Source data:
============================================================

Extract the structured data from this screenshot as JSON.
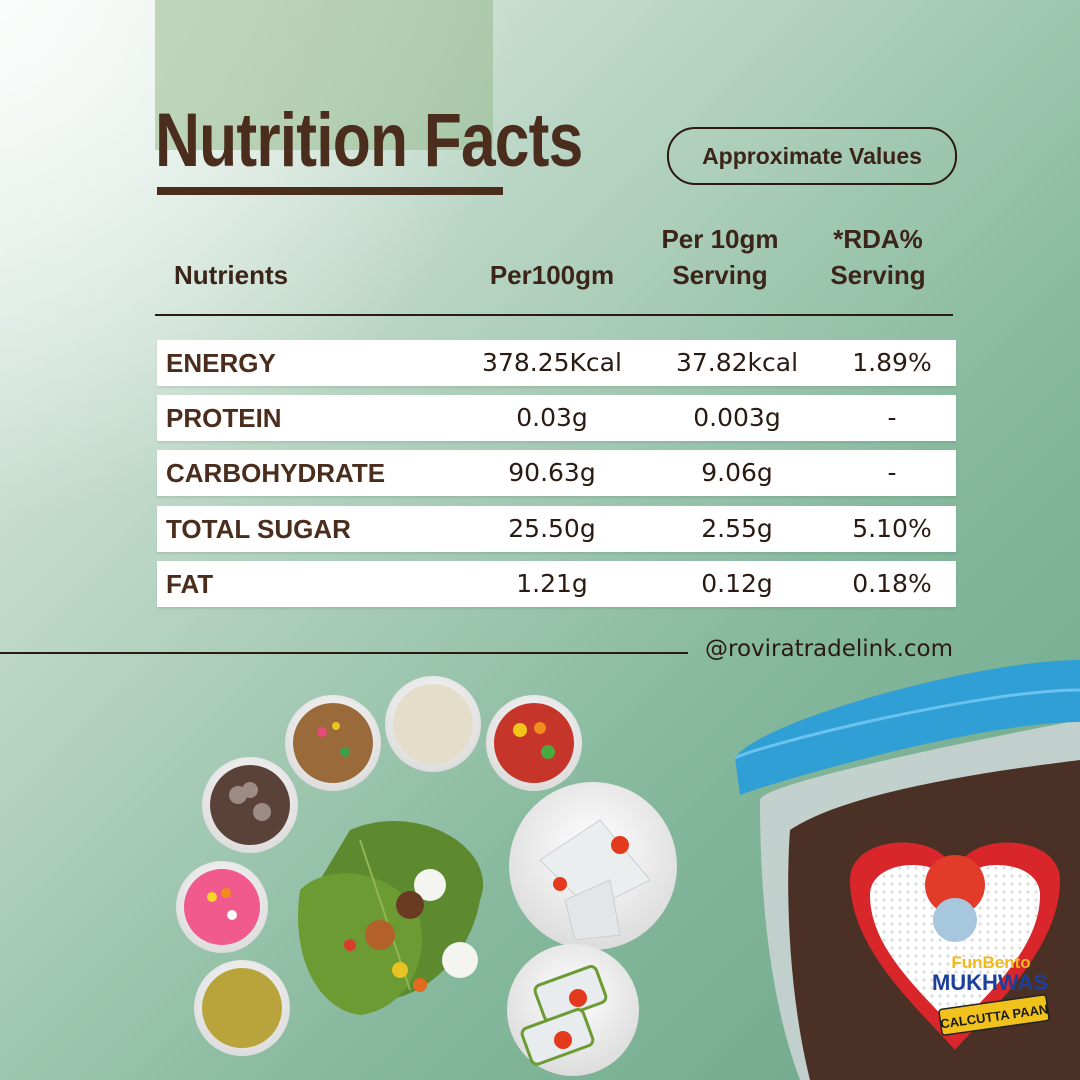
{
  "title": "Nutrition Facts",
  "badge": "Approximate Values",
  "headers": {
    "nutrients": "Nutrients",
    "per100": "Per100gm",
    "per10_line1": "Per 10gm",
    "per10_line2": "Serving",
    "rda_line1": "*RDA%",
    "rda_line2": "Serving"
  },
  "rows": [
    {
      "name": "ENERGY",
      "per100": "378.25Kcal",
      "per10": "37.82kcal",
      "rda": "1.89%"
    },
    {
      "name": "PROTEIN",
      "per100": "0.03g",
      "per10": "0.003g",
      "rda": "-"
    },
    {
      "name": "CARBOHYDRATE",
      "per100": "90.63g",
      "per10": "9.06g",
      "rda": "-"
    },
    {
      "name": "TOTAL SUGAR",
      "per100": "25.50g",
      "per10": "2.55g",
      "rda": "5.10%"
    },
    {
      "name": "FAT",
      "per100": "1.21g",
      "per10": "0.12g",
      "rda": "0.18%"
    }
  ],
  "handle": "@roviratradelink.com",
  "product": {
    "brand": "FunBento",
    "line": "MUKHWAS",
    "flavor": "CALCUTTA PAAN"
  },
  "colors": {
    "title_brown": "#4a2d1d",
    "lid_blue": "#2f9fd6",
    "heart_red": "#d8262b"
  }
}
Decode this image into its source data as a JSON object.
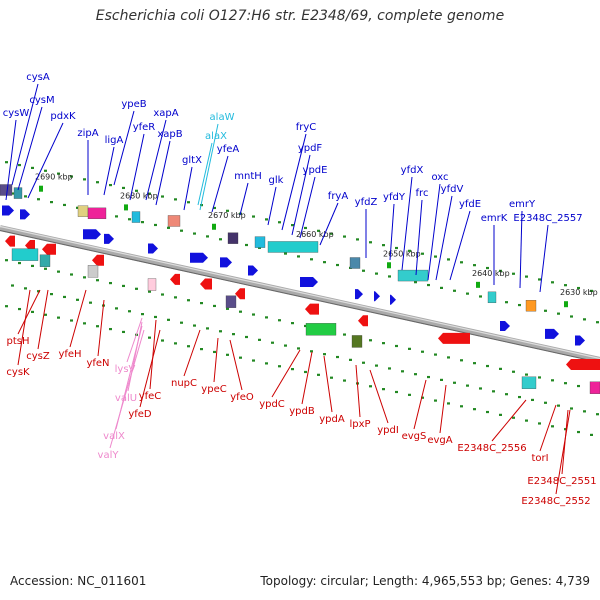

============================================================

Work to complete: Repeat the data exactly as written, but without the pictures.

Reply to the task:
Extract the structured data from this screenshot as JSON.
{
  "title": "Nutrition Facts",
  "badge": "Approximate Values",
  "headers": {
    "nutrients": "Nutrients",
    "per100": "Per100gm",
    "per10_line1": "Per 10gm",
    "per10_line2": "Serving",
    "rda_line1": "*RDA%",
    "rda_line2": "Serving"
  },
  "rows": [
    {
      "name": "ENERGY",
      "per100": "378.25Kcal",
      "per10": "37.82kcal",
      "rda": "1.89%"
    },
    {
      "name": "PROTEIN",
      "per100": "0.03g",
      "per10": "0.003g",
      "rda": "-"
    },
    {
      "name": "CARBOHYDRATE",
      "per100": "90.63g",
      "per10": "9.06g",
      "rda": "-"
    },
    {
      "name": "TOTAL SUGAR",
      "per100": "25.50g",
      "per10": "2.55g",
      "rda": "5.10%"
    },
    {
      "name": "FAT",
      "per100": "1.21g",
      "per10": "0.12g",
      "rda": "0.18%"
    }
  ],
  "handle": "@roviratradelink.com",
  "product": {
    "brand": "FunBento",
    "line": "MUKHWAS",
    "flavor": "CALCUTTA PAAN"
  },
  "colors": {
    "title_brown": "#4a2d1d",
    "lid_blue": "#2f9fd6",
    "heart_red": "#d8262b"
  }
}
Decode this image into its source data as a JSON object.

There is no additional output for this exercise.